WHAT TO WORK ON = Nothing but the pictures may be left out. Restate the rest of the entries word for word.

INFORMATION PROVIDED =
* * * * * * * * *
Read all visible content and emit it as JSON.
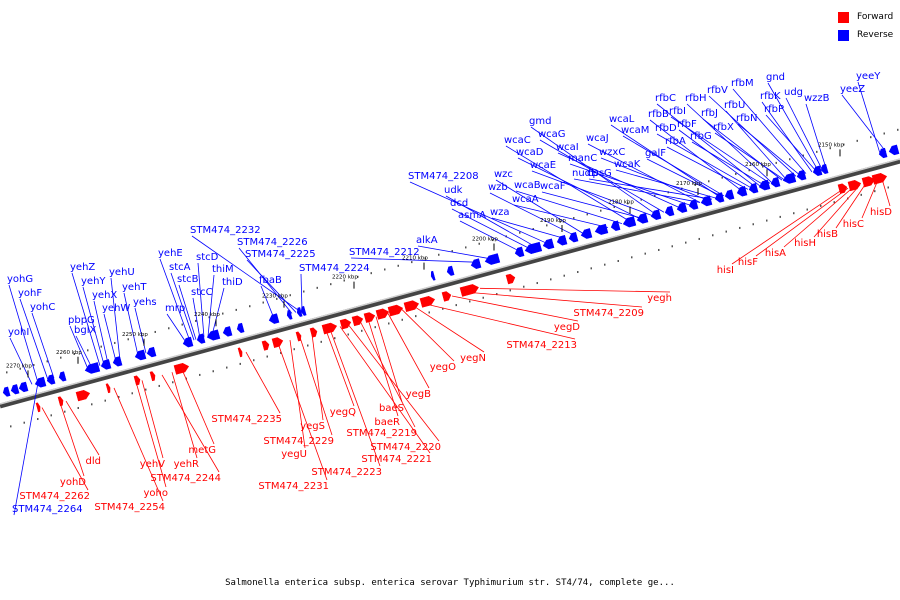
{
  "legend": {
    "forward_label": "Forward",
    "reverse_label": "Reverse",
    "forward_color": "#ff0000",
    "reverse_color": "#0000ff"
  },
  "caption": "Salmonella enterica subsp. enterica serovar Typhimurium str. ST4/74, complete ge...",
  "ruler_labels": [
    "2150 kbp",
    "2160 kbp",
    "2170 kbp",
    "2180 kbp",
    "2190 kbp",
    "2200 kbp",
    "2210 kbp",
    "2220 kbp",
    "2230 kbp",
    "2240 kbp",
    "2250 kbp",
    "2260 kbp",
    "2270 kbp"
  ],
  "reverse_genes": [
    "yeeY",
    "yeeZ",
    "gnd",
    "udg",
    "wzzB",
    "rfbM",
    "rfbV",
    "rfbK",
    "rfbP",
    "rfbU",
    "rfbN",
    "rfbH",
    "rfbJ",
    "rfbX",
    "rfbC",
    "rfbI",
    "rfbD",
    "rfbF",
    "rfbG",
    "rfbB",
    "rfbA",
    "galF",
    "wcaL",
    "wcaM",
    "wcaJ",
    "wzxC",
    "wcaK",
    "gmd",
    "wcaG",
    "wcaC",
    "wcaI",
    "manC",
    "wcaD",
    "wcaE",
    "nudD",
    "cpsG",
    "wcaB",
    "wcaF",
    "wzc",
    "wzb",
    "wcaA",
    "wza",
    "STM474_2208",
    "udk",
    "dcd",
    "asmA",
    "alkA",
    "STM474_2212",
    "STM474_2232",
    "STM474_2226",
    "STM474_2225",
    "STM474_2224",
    "yehE",
    "stcD",
    "stcA",
    "thiM",
    "stcB",
    "thiD",
    "fbaB",
    "mrp",
    "stcC",
    "yehZ",
    "yehU",
    "yehY",
    "yehX",
    "yehT",
    "yehW",
    "yehs",
    "pbpG",
    "bglX",
    "yohG",
    "yohF",
    "yohC",
    "yohI",
    "STM474_2264"
  ],
  "forward_genes": [
    "hisD",
    "hisC",
    "hisB",
    "hisH",
    "hisA",
    "hisF",
    "hisI",
    "yegh",
    "STM474_2209",
    "yegD",
    "STM474_2213",
    "yegN",
    "yegO",
    "yegB",
    "baeS",
    "baeR",
    "STM474_2219",
    "STM474_2220",
    "STM474_2221",
    "STM474_2223",
    "yegQ",
    "yegS",
    "STM474_2229",
    "yegU",
    "STM474_2231",
    "STM474_2235",
    "metG",
    "yehR",
    "STM474_2244",
    "yehV",
    "yoho",
    "STM474_2254",
    "dld",
    "yohD",
    "STM474_2262"
  ]
}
* * * * * * * * *
RESULT FOR THIS EXERCISE =
Read all visible content and emit it as JSON.
{
  "legend": {
    "forward_label": "Forward",
    "reverse_label": "Reverse",
    "forward_color": "#ff0000",
    "reverse_color": "#0000ff"
  },
  "caption": "Salmonella enterica subsp. enterica serovar Typhimurium str. ST4/74, complete ge...",
  "ruler_labels": [
    "2150 kbp",
    "2160 kbp",
    "2170 kbp",
    "2180 kbp",
    "2190 kbp",
    "2200 kbp",
    "2210 kbp",
    "2220 kbp",
    "2230 kbp",
    "2240 kbp",
    "2250 kbp",
    "2260 kbp",
    "2270 kbp"
  ],
  "reverse_genes": [
    "yeeY",
    "yeeZ",
    "gnd",
    "udg",
    "wzzB",
    "rfbM",
    "rfbV",
    "rfbK",
    "rfbP",
    "rfbU",
    "rfbN",
    "rfbH",
    "rfbJ",
    "rfbX",
    "rfbC",
    "rfbI",
    "rfbD",
    "rfbF",
    "rfbG",
    "rfbB",
    "rfbA",
    "galF",
    "wcaL",
    "wcaM",
    "wcaJ",
    "wzxC",
    "wcaK",
    "gmd",
    "wcaG",
    "wcaC",
    "wcaI",
    "manC",
    "wcaD",
    "wcaE",
    "nudD",
    "cpsG",
    "wcaB",
    "wcaF",
    "wzc",
    "wzb",
    "wcaA",
    "wza",
    "STM474_2208",
    "udk",
    "dcd",
    "asmA",
    "alkA",
    "STM474_2212",
    "STM474_2232",
    "STM474_2226",
    "STM474_2225",
    "STM474_2224",
    "yehE",
    "stcD",
    "stcA",
    "thiM",
    "stcB",
    "thiD",
    "fbaB",
    "mrp",
    "stcC",
    "yehZ",
    "yehU",
    "yehY",
    "yehX",
    "yehT",
    "yehW",
    "yehs",
    "pbpG",
    "bglX",
    "yohG",
    "yohF",
    "yohC",
    "yohI",
    "STM474_2264"
  ],
  "forward_genes": [
    "hisD",
    "hisC",
    "hisB",
    "hisH",
    "hisA",
    "hisF",
    "hisI",
    "yegh",
    "STM474_2209",
    "yegD",
    "STM474_2213",
    "yegN",
    "yegO",
    "yegB",
    "baeS",
    "baeR",
    "STM474_2219",
    "STM474_2220",
    "STM474_2221",
    "STM474_2223",
    "yegQ",
    "yegS",
    "STM474_2229",
    "yegU",
    "STM474_2231",
    "STM474_2235",
    "metG",
    "yehR",
    "STM474_2244",
    "yehV",
    "yoho",
    "STM474_2254",
    "dld",
    "yohD",
    "STM474_2262"
  ]
}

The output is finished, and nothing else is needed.